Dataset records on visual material
________

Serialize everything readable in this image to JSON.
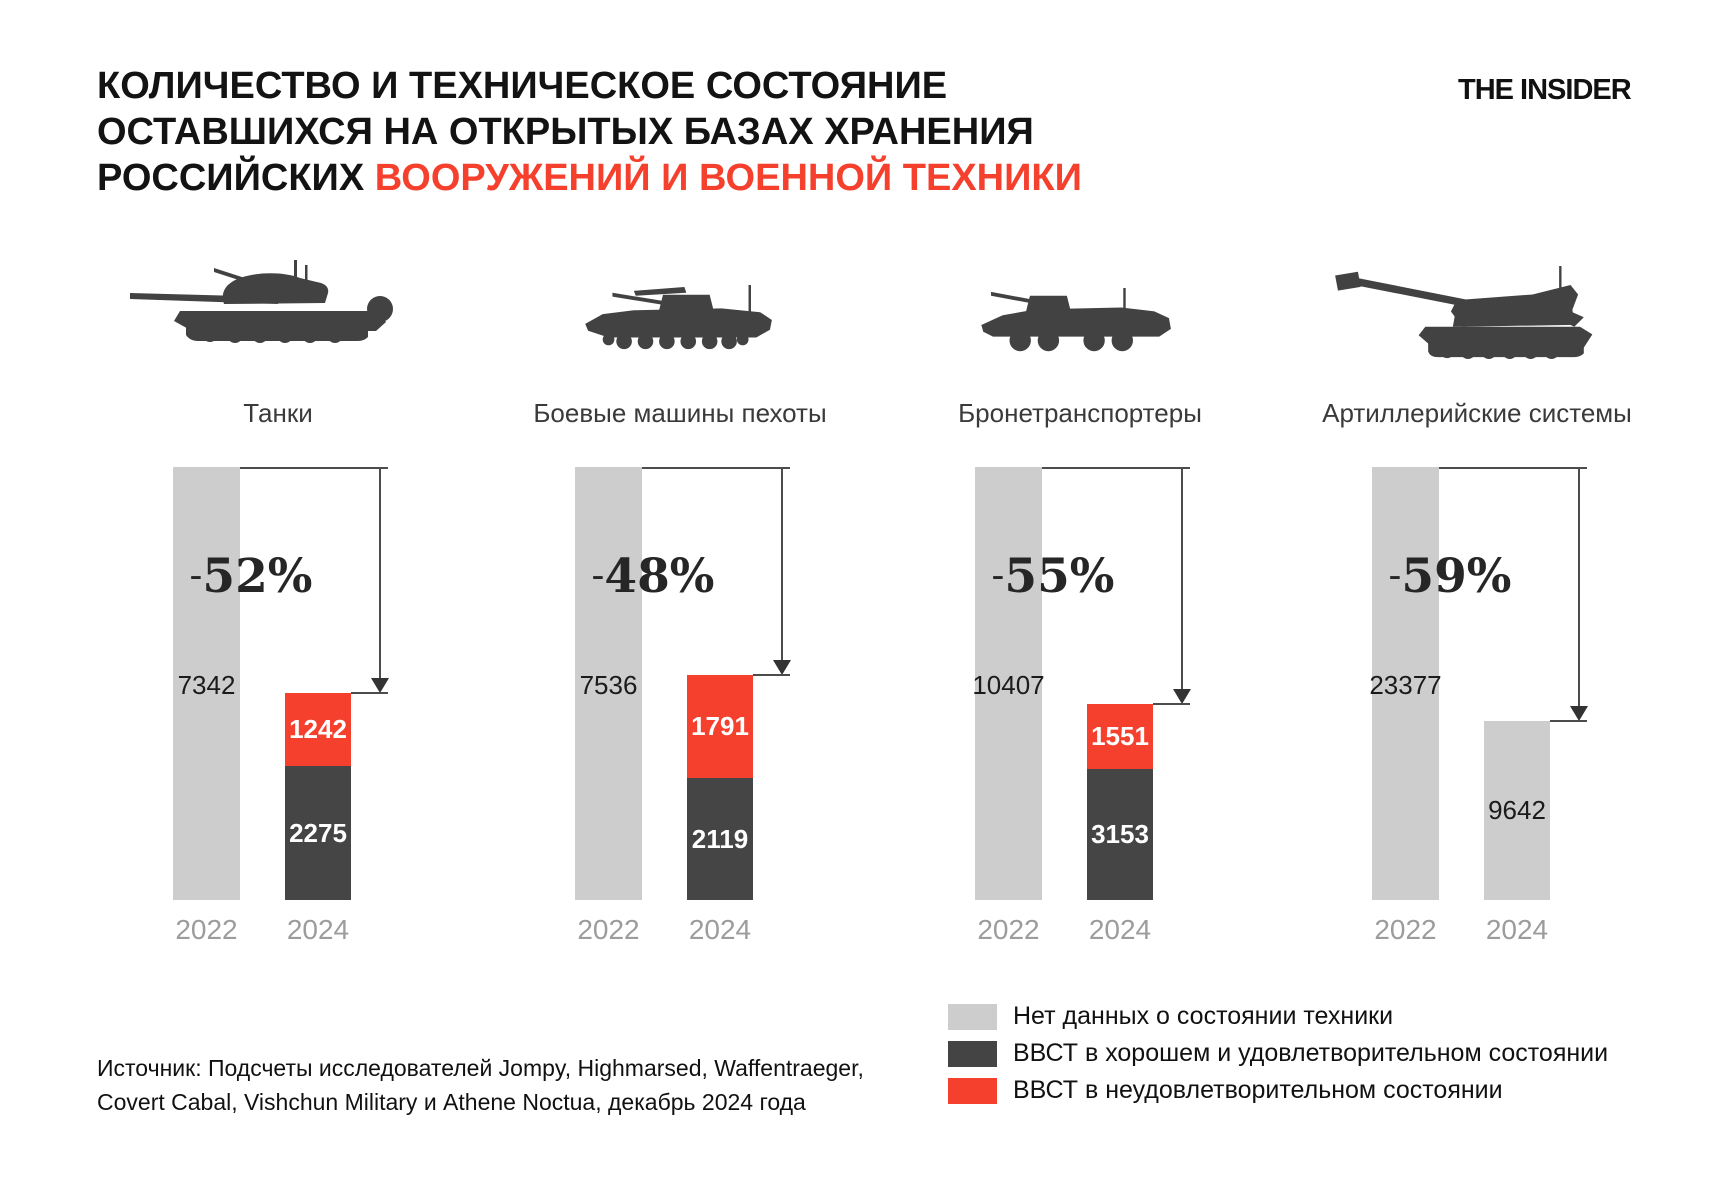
{
  "header": {
    "title_line1": "КОЛИЧЕСТВО И ТЕХНИЧЕСКОЕ СОСТОЯНИЕ",
    "title_line2": "ОСТАВШИХСЯ НА ОТКРЫТЫХ БАЗАХ ХРАНЕНИЯ",
    "title_line3_black": "РОССИЙСКИХ ",
    "title_line3_red": "ВООРУЖЕНИЙ И ВОЕННОЙ ТЕХНИКИ",
    "logo": "THE INSIDER"
  },
  "colors": {
    "accent_red": "#f5402e",
    "dark_gray": "#454545",
    "light_gray": "#cdcdcd",
    "silhouette": "#424242",
    "year_label": "#9c9c9c"
  },
  "chart_data": {
    "type": "bar",
    "subtype": "grouped-stacked-comparison",
    "years": [
      "2022",
      "2024"
    ],
    "ylabel": "",
    "grid": false,
    "charts": [
      {
        "category": "Танки",
        "icon": "tank-icon",
        "y2022": 7342,
        "pct_sign": "-",
        "pct_value": "52%",
        "pct_change": "-52%",
        "y2024": {
          "bad": 1242,
          "good": 2275
        }
      },
      {
        "category": "Боевые машины пехоты",
        "icon": "ifv-icon",
        "y2022": 7536,
        "pct_sign": "-",
        "pct_value": "48%",
        "pct_change": "-48%",
        "y2024": {
          "bad": 1791,
          "good": 2119
        }
      },
      {
        "category": "Бронетранспортеры",
        "icon": "apc-icon",
        "y2022": 10407,
        "pct_sign": "-",
        "pct_value": "55%",
        "pct_change": "-55%",
        "y2024": {
          "bad": 1551,
          "good": 3153
        }
      },
      {
        "category": "Артиллерийские системы",
        "icon": "artillery-icon",
        "y2022": 23377,
        "pct_sign": "-",
        "pct_value": "59%",
        "pct_change": "-59%",
        "y2024": {
          "unknown": 9642
        }
      }
    ],
    "legend": [
      {
        "swatch": "light_gray",
        "label": "Нет данных о состоянии техники"
      },
      {
        "swatch": "dark_gray",
        "label": "ВВСТ в хорошем и удовлетворительном состоянии"
      },
      {
        "swatch": "accent_red",
        "label": "ВВСТ в неудовлетворительном состоянии"
      }
    ]
  },
  "footer": {
    "source_line1": "Источник: Подсчеты исследователей Jompy, Highmarsed, Waffentraeger,",
    "source_line2": "Covert Cabal, Vishchun Military и Athene Noctua, декабрь 2024 года"
  }
}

________

- YOUR INSTRUCTIONS: Exactly reproduce each record, leaving out any pictures.

- SOLUTION TO THIS EXERCISE:
Serialize everything readable in this image to JSON.
{
  "header": {
    "title_line1": "КОЛИЧЕСТВО И ТЕХНИЧЕСКОЕ СОСТОЯНИЕ",
    "title_line2": "ОСТАВШИХСЯ НА ОТКРЫТЫХ БАЗАХ ХРАНЕНИЯ",
    "title_line3_black": "РОССИЙСКИХ ",
    "title_line3_red": "ВООРУЖЕНИЙ И ВОЕННОЙ ТЕХНИКИ",
    "logo": "THE INSIDER"
  },
  "colors": {
    "accent_red": "#f5402e",
    "dark_gray": "#454545",
    "light_gray": "#cdcdcd",
    "silhouette": "#424242",
    "year_label": "#9c9c9c"
  },
  "chart_data": {
    "type": "bar",
    "subtype": "grouped-stacked-comparison",
    "years": [
      "2022",
      "2024"
    ],
    "ylabel": "",
    "grid": false,
    "charts": [
      {
        "category": "Танки",
        "icon": "tank-icon",
        "y2022": 7342,
        "pct_sign": "-",
        "pct_value": "52%",
        "pct_change": "-52%",
        "y2024": {
          "bad": 1242,
          "good": 2275
        }
      },
      {
        "category": "Боевые машины пехоты",
        "icon": "ifv-icon",
        "y2022": 7536,
        "pct_sign": "-",
        "pct_value": "48%",
        "pct_change": "-48%",
        "y2024": {
          "bad": 1791,
          "good": 2119
        }
      },
      {
        "category": "Бронетранспортеры",
        "icon": "apc-icon",
        "y2022": 10407,
        "pct_sign": "-",
        "pct_value": "55%",
        "pct_change": "-55%",
        "y2024": {
          "bad": 1551,
          "good": 3153
        }
      },
      {
        "category": "Артиллерийские системы",
        "icon": "artillery-icon",
        "y2022": 23377,
        "pct_sign": "-",
        "pct_value": "59%",
        "pct_change": "-59%",
        "y2024": {
          "unknown": 9642
        }
      }
    ],
    "legend": [
      {
        "swatch": "light_gray",
        "label": "Нет данных о состоянии техники"
      },
      {
        "swatch": "dark_gray",
        "label": "ВВСТ в хорошем и удовлетворительном состоянии"
      },
      {
        "swatch": "accent_red",
        "label": "ВВСТ в неудовлетворительном состоянии"
      }
    ]
  },
  "footer": {
    "source_line1": "Источник: Подсчеты исследователей Jompy, Highmarsed, Waffentraeger,",
    "source_line2": "Covert Cabal, Vishchun Military и Athene Noctua, декабрь 2024 года"
  }
}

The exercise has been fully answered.